- [TASK TO COMPLETE]
Go through the listing and write out all of it exactly.

- [RECORDS SUPPLIED]
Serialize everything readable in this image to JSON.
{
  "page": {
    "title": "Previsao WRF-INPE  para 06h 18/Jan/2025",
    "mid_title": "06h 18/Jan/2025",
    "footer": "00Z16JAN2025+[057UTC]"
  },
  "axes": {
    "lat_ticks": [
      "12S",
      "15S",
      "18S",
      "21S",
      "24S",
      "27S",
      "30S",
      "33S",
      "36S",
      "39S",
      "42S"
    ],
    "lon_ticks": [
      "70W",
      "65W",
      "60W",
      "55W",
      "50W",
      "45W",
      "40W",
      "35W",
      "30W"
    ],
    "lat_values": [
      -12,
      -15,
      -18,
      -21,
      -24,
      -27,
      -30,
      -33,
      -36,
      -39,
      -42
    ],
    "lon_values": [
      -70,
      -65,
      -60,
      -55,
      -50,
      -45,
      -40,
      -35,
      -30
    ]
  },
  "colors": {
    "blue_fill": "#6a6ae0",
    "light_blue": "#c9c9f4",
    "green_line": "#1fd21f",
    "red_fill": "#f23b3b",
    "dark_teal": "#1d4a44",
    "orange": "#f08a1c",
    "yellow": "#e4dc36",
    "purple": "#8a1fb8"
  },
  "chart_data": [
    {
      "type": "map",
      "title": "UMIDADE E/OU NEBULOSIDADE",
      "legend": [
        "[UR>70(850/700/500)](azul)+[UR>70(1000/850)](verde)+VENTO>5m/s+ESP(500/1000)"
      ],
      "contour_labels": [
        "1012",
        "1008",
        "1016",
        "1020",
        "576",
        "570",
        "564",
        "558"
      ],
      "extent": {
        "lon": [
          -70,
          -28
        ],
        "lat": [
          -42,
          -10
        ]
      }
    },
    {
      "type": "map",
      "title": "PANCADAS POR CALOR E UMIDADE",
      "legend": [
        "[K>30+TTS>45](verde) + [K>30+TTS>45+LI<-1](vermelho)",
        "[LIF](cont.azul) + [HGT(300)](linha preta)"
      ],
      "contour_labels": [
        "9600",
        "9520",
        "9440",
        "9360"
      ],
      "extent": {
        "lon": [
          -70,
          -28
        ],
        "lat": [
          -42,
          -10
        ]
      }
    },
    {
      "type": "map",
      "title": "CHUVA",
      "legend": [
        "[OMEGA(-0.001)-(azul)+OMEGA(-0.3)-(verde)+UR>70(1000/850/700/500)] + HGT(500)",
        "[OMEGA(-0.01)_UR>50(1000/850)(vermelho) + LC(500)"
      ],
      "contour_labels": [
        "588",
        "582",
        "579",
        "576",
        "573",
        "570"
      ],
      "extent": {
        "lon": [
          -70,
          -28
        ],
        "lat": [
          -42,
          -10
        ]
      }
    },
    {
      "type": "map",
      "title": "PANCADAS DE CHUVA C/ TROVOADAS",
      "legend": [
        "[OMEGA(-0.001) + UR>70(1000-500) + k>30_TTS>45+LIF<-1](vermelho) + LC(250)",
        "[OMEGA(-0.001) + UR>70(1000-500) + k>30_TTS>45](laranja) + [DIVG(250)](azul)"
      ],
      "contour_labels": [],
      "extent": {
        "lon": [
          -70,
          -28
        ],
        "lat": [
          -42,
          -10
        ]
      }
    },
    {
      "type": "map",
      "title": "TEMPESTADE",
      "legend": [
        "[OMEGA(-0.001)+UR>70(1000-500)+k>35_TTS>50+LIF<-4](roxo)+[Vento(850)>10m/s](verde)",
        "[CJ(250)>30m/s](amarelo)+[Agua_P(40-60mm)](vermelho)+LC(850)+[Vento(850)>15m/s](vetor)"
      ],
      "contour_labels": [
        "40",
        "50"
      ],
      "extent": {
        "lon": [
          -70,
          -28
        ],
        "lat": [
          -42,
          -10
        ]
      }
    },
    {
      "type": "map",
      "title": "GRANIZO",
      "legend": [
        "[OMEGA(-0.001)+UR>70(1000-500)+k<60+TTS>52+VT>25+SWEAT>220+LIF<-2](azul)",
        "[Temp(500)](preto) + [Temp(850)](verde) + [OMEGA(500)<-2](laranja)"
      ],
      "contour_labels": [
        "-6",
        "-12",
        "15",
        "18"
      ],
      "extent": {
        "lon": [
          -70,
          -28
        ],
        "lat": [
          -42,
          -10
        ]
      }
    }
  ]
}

- [RESULT OF THE EXERCISE]
Serialize everything readable in this image to JSON.
{
  "page": {
    "title": "Previsao WRF-INPE  para 06h 18/Jan/2025",
    "mid_title": "06h 18/Jan/2025",
    "footer": "00Z16JAN2025+[057UTC]"
  },
  "axes": {
    "lat_ticks": [
      "12S",
      "15S",
      "18S",
      "21S",
      "24S",
      "27S",
      "30S",
      "33S",
      "36S",
      "39S",
      "42S"
    ],
    "lon_ticks": [
      "70W",
      "65W",
      "60W",
      "55W",
      "50W",
      "45W",
      "40W",
      "35W",
      "30W"
    ],
    "lat_values": [
      -12,
      -15,
      -18,
      -21,
      -24,
      -27,
      -30,
      -33,
      -36,
      -39,
      -42
    ],
    "lon_values": [
      -70,
      -65,
      -60,
      -55,
      -50,
      -45,
      -40,
      -35,
      -30
    ]
  },
  "colors": {
    "blue_fill": "#6a6ae0",
    "light_blue": "#c9c9f4",
    "green_line": "#1fd21f",
    "red_fill": "#f23b3b",
    "dark_teal": "#1d4a44",
    "orange": "#f08a1c",
    "yellow": "#e4dc36",
    "purple": "#8a1fb8"
  },
  "chart_data": [
    {
      "type": "map",
      "title": "UMIDADE E/OU NEBULOSIDADE",
      "legend": [
        "[UR>70(850/700/500)](azul)+[UR>70(1000/850)](verde)+VENTO>5m/s+ESP(500/1000)"
      ],
      "contour_labels": [
        "1012",
        "1008",
        "1016",
        "1020",
        "576",
        "570",
        "564",
        "558"
      ],
      "extent": {
        "lon": [
          -70,
          -28
        ],
        "lat": [
          -42,
          -10
        ]
      }
    },
    {
      "type": "map",
      "title": "PANCADAS POR CALOR E UMIDADE",
      "legend": [
        "[K>30+TTS>45](verde) + [K>30+TTS>45+LI<-1](vermelho)",
        "[LIF](cont.azul) + [HGT(300)](linha preta)"
      ],
      "contour_labels": [
        "9600",
        "9520",
        "9440",
        "9360"
      ],
      "extent": {
        "lon": [
          -70,
          -28
        ],
        "lat": [
          -42,
          -10
        ]
      }
    },
    {
      "type": "map",
      "title": "CHUVA",
      "legend": [
        "[OMEGA(-0.001)-(azul)+OMEGA(-0.3)-(verde)+UR>70(1000/850/700/500)] + HGT(500)",
        "[OMEGA(-0.01)_UR>50(1000/850)(vermelho) + LC(500)"
      ],
      "contour_labels": [
        "588",
        "582",
        "579",
        "576",
        "573",
        "570"
      ],
      "extent": {
        "lon": [
          -70,
          -28
        ],
        "lat": [
          -42,
          -10
        ]
      }
    },
    {
      "type": "map",
      "title": "PANCADAS DE CHUVA C/ TROVOADAS",
      "legend": [
        "[OMEGA(-0.001) + UR>70(1000-500) + k>30_TTS>45+LIF<-1](vermelho) + LC(250)",
        "[OMEGA(-0.001) + UR>70(1000-500) + k>30_TTS>45](laranja) + [DIVG(250)](azul)"
      ],
      "contour_labels": [],
      "extent": {
        "lon": [
          -70,
          -28
        ],
        "lat": [
          -42,
          -10
        ]
      }
    },
    {
      "type": "map",
      "title": "TEMPESTADE",
      "legend": [
        "[OMEGA(-0.001)+UR>70(1000-500)+k>35_TTS>50+LIF<-4](roxo)+[Vento(850)>10m/s](verde)",
        "[CJ(250)>30m/s](amarelo)+[Agua_P(40-60mm)](vermelho)+LC(850)+[Vento(850)>15m/s](vetor)"
      ],
      "contour_labels": [
        "40",
        "50"
      ],
      "extent": {
        "lon": [
          -70,
          -28
        ],
        "lat": [
          -42,
          -10
        ]
      }
    },
    {
      "type": "map",
      "title": "GRANIZO",
      "legend": [
        "[OMEGA(-0.001)+UR>70(1000-500)+k<60+TTS>52+VT>25+SWEAT>220+LIF<-2](azul)",
        "[Temp(500)](preto) + [Temp(850)](verde) + [OMEGA(500)<-2](laranja)"
      ],
      "contour_labels": [
        "-6",
        "-12",
        "15",
        "18"
      ],
      "extent": {
        "lon": [
          -70,
          -28
        ],
        "lat": [
          -42,
          -10
        ]
      }
    }
  ]
}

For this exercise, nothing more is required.